_Aim_.
Identify the lines containing the word "label". Copy each one.

-- Begin Stored data --

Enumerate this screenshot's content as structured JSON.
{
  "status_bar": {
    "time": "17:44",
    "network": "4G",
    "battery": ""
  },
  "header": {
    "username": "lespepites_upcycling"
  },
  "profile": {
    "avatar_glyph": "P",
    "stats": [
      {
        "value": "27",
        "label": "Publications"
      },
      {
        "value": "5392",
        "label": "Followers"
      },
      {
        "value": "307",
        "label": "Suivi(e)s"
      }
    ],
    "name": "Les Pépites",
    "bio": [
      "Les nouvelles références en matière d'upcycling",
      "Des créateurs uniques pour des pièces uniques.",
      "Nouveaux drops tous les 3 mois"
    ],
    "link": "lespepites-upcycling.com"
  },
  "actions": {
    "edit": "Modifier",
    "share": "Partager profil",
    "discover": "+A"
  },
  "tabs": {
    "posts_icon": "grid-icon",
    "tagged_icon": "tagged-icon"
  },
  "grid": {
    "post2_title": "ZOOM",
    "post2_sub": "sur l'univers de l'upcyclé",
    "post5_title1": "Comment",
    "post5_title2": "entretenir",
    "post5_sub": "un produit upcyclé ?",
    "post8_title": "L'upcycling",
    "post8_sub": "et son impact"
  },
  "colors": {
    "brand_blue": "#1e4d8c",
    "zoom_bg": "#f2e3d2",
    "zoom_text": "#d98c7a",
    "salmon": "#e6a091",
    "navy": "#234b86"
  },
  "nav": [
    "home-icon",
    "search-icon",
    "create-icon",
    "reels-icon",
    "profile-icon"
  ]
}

-- End Stored data --

_Expected output_.
        "label": "Publications"
        "label": "Followers"
        "label": "Suivi(e)s"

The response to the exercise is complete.